>>

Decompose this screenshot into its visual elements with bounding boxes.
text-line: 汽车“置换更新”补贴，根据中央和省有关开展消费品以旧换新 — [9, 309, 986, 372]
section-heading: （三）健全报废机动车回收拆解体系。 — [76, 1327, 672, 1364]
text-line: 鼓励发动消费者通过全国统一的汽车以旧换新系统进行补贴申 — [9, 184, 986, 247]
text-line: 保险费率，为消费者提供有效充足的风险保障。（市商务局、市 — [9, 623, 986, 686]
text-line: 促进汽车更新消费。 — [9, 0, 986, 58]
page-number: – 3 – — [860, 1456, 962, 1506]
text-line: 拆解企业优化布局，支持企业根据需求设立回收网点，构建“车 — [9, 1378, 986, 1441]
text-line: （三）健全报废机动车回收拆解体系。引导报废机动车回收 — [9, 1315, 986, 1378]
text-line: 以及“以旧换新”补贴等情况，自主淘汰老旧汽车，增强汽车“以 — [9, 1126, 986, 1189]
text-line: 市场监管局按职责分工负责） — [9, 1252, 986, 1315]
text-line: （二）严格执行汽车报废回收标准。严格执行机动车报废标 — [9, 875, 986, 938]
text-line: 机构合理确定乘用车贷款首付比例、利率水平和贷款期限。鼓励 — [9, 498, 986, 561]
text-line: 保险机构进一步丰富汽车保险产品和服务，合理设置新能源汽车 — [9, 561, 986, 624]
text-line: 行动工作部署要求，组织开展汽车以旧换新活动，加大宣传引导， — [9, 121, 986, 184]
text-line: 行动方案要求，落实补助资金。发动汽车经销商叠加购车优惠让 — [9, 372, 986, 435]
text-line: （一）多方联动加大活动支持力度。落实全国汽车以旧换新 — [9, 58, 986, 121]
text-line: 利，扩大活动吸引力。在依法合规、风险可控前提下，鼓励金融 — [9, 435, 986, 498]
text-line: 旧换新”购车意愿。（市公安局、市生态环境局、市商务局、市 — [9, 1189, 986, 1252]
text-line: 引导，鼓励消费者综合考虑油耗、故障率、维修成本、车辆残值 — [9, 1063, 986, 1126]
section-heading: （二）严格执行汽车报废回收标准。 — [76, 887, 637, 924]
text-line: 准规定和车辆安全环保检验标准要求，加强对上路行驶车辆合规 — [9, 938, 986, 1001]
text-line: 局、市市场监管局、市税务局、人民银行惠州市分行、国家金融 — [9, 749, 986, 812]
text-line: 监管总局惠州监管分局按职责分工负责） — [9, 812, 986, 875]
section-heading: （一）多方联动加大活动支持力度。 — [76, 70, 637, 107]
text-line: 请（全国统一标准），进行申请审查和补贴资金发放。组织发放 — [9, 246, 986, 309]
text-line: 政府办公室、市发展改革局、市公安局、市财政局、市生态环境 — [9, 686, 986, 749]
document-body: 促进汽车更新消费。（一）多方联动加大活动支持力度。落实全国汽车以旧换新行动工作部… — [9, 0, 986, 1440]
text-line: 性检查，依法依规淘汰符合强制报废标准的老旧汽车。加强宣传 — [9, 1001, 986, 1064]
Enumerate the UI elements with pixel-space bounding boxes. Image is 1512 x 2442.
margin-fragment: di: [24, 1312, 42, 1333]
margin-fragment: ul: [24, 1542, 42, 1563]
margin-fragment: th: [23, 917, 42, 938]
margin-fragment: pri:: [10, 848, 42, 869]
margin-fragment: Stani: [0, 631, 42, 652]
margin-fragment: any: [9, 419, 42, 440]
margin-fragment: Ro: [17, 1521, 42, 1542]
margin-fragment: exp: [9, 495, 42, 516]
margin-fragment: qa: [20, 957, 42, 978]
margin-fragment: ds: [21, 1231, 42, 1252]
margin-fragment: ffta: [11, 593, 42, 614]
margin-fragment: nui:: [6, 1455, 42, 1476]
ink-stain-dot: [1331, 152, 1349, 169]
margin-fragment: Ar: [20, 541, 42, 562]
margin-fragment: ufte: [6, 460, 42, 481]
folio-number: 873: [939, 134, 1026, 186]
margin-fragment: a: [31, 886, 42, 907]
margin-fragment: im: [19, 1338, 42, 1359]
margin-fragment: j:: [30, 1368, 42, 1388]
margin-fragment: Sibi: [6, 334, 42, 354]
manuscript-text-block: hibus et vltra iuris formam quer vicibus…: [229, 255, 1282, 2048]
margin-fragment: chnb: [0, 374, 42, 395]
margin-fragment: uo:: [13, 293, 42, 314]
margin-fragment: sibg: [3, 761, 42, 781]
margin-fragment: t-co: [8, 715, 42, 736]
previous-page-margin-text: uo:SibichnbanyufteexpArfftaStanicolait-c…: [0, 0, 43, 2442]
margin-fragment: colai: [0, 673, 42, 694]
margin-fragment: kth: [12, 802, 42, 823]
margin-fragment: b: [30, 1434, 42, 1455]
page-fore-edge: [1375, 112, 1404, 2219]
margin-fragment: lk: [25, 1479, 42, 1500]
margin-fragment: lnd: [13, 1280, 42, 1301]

<<

• [操作说明]: 修改以上所有行，把其中的“老旧汽车”一律改为“旧车”，其余内容保持不变。

• [题目解答]:
Decompose this screenshot into its visual elements with bounding boxes.
text-line: 汽车“置换更新”补贴，根据中央和省有关开展消费品以旧换新 — [9, 309, 986, 372]
section-heading: （三）健全报废机动车回收拆解体系。 — [76, 1327, 672, 1364]
text-line: 鼓励发动消费者通过全国统一的汽车以旧换新系统进行补贴申 — [9, 184, 986, 247]
text-line: 保险费率，为消费者提供有效充足的风险保障。（市商务局、市 — [9, 623, 986, 686]
text-line: 促进汽车更新消费。 — [9, 0, 986, 58]
page-number: – 3 – — [860, 1456, 962, 1506]
text-line: 拆解企业优化布局，支持企业根据需求设立回收网点，构建“车 — [9, 1378, 986, 1441]
text-line: （三）健全报废机动车回收拆解体系。引导报废机动车回收 — [9, 1315, 986, 1378]
text-line: 以及“以旧换新”补贴等情况，自主淘汰旧车，增强汽车“以 — [9, 1126, 986, 1189]
text-line: 市场监管局按职责分工负责） — [9, 1252, 986, 1315]
text-line: （二）严格执行汽车报废回收标准。严格执行机动车报废标 — [9, 875, 986, 938]
text-line: 机构合理确定乘用车贷款首付比例、利率水平和贷款期限。鼓励 — [9, 498, 986, 561]
text-line: 保险机构进一步丰富汽车保险产品和服务，合理设置新能源汽车 — [9, 561, 986, 624]
text-line: 行动工作部署要求，组织开展汽车以旧换新活动，加大宣传引导， — [9, 121, 986, 184]
text-line: 行动方案要求，落实补助资金。发动汽车经销商叠加购车优惠让 — [9, 372, 986, 435]
text-line: （一）多方联动加大活动支持力度。落实全国汽车以旧换新 — [9, 58, 986, 121]
text-line: 利，扩大活动吸引力。在依法合规、风险可控前提下，鼓励金融 — [9, 435, 986, 498]
text-line: 旧换新”购车意愿。（市公安局、市生态环境局、市商务局、市 — [9, 1189, 986, 1252]
text-line: 引导，鼓励消费者综合考虑油耗、故障率、维修成本、车辆残值 — [9, 1063, 986, 1126]
section-heading: （二）严格执行汽车报废回收标准。 — [76, 887, 637, 924]
text-line: 准规定和车辆安全环保检验标准要求，加强对上路行驶车辆合规 — [9, 938, 986, 1001]
text-line: 局、市市场监管局、市税务局、人民银行惠州市分行、国家金融 — [9, 749, 986, 812]
text-line: 监管总局惠州监管分局按职责分工负责） — [9, 812, 986, 875]
section-heading: （一）多方联动加大活动支持力度。 — [76, 70, 637, 107]
text-line: 请（全国统一标准），进行申请审查和补贴资金发放。组织发放 — [9, 246, 986, 309]
text-line: 政府办公室、市发展改革局、市公安局、市财政局、市生态环境 — [9, 686, 986, 749]
document-body: 促进汽车更新消费。（一）多方联动加大活动支持力度。落实全国汽车以旧换新行动工作部… — [9, 0, 986, 1440]
text-line: 性检查，依法依规淘汰符合强制报废标准的旧车。加强宣传 — [9, 1001, 986, 1064]
Enumerate the UI elements with pixel-space bounding boxes. Image is 1512 x 2442.
margin-fragment: di: [24, 1312, 42, 1333]
margin-fragment: ul: [24, 1542, 42, 1563]
margin-fragment: th: [23, 917, 42, 938]
margin-fragment: pri:: [10, 848, 42, 869]
margin-fragment: Stani: [0, 631, 42, 652]
margin-fragment: any: [9, 419, 42, 440]
margin-fragment: Ro: [17, 1521, 42, 1542]
margin-fragment: exp: [9, 495, 42, 516]
margin-fragment: qa: [20, 957, 42, 978]
margin-fragment: ds: [21, 1231, 42, 1252]
margin-fragment: ffta: [11, 593, 42, 614]
margin-fragment: nui:: [6, 1455, 42, 1476]
ink-stain-dot: [1331, 152, 1349, 169]
margin-fragment: Ar: [20, 541, 42, 562]
margin-fragment: ufte: [6, 460, 42, 481]
folio-number: 873: [939, 134, 1026, 186]
margin-fragment: a: [31, 886, 42, 907]
margin-fragment: im: [19, 1338, 42, 1359]
margin-fragment: j:: [30, 1368, 42, 1388]
margin-fragment: Sibi: [6, 334, 42, 354]
manuscript-text-block: hibus et vltra iuris formam quer vicibus…: [229, 255, 1282, 2048]
margin-fragment: chnb: [0, 374, 42, 395]
margin-fragment: uo:: [13, 293, 42, 314]
margin-fragment: sibg: [3, 761, 42, 781]
margin-fragment: t-co: [8, 715, 42, 736]
previous-page-margin-text: uo:SibichnbanyufteexpArfftaStanicolait-c…: [0, 0, 43, 2442]
margin-fragment: colai: [0, 673, 42, 694]
margin-fragment: kth: [12, 802, 42, 823]
margin-fragment: b: [30, 1434, 42, 1455]
page-fore-edge: [1375, 112, 1404, 2219]
margin-fragment: lk: [25, 1479, 42, 1500]
margin-fragment: lnd: [13, 1280, 42, 1301]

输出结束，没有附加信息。